## [WHAT TO PRODUCE]
Reply with one number: the count of lines in the data that hold the string "text".

Records contained in a dataset
++++++++++++++++++++

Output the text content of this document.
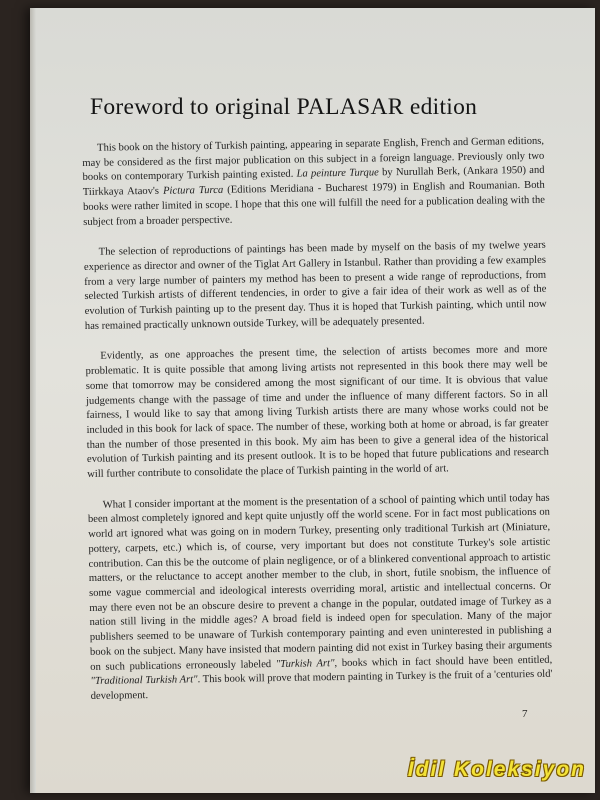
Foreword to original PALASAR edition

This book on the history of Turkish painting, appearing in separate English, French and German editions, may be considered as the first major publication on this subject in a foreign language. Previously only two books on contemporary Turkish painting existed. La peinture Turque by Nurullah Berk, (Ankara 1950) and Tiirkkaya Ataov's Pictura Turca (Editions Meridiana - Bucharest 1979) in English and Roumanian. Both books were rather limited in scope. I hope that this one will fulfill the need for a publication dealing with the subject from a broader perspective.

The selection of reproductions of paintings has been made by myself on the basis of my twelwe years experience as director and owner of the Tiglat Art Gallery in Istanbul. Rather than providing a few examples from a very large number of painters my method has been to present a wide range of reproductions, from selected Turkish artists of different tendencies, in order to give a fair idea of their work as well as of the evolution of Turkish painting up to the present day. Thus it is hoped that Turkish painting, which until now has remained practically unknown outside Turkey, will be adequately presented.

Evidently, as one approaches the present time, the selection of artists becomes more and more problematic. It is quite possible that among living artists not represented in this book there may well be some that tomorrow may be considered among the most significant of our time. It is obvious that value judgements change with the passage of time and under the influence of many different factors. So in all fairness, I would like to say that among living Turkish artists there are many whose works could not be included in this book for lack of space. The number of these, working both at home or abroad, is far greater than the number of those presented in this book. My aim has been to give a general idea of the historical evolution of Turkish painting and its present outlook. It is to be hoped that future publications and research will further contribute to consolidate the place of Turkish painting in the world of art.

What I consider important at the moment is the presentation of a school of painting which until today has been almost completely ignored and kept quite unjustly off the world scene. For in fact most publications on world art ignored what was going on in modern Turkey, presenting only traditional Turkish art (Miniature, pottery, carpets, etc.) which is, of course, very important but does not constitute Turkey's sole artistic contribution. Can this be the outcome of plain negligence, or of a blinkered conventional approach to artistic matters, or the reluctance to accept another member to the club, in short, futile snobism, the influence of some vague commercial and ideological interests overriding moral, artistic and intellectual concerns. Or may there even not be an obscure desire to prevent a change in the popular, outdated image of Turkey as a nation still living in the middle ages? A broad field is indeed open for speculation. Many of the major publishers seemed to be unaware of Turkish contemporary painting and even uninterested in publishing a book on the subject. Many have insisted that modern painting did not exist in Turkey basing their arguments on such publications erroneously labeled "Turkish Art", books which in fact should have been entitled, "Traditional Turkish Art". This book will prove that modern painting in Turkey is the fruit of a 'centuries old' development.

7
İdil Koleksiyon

++++++++++++++++++++

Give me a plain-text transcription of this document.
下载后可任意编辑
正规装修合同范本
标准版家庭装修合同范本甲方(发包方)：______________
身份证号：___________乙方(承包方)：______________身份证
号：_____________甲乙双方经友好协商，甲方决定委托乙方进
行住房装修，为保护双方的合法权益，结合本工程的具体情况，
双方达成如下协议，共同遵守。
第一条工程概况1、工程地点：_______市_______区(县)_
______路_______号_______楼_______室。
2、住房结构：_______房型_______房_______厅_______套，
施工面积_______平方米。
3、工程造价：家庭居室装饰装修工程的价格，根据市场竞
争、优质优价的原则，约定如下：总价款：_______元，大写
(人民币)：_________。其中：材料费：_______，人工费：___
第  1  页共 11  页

++++++++++++++++++++

## [RIGHT ANSWER]
2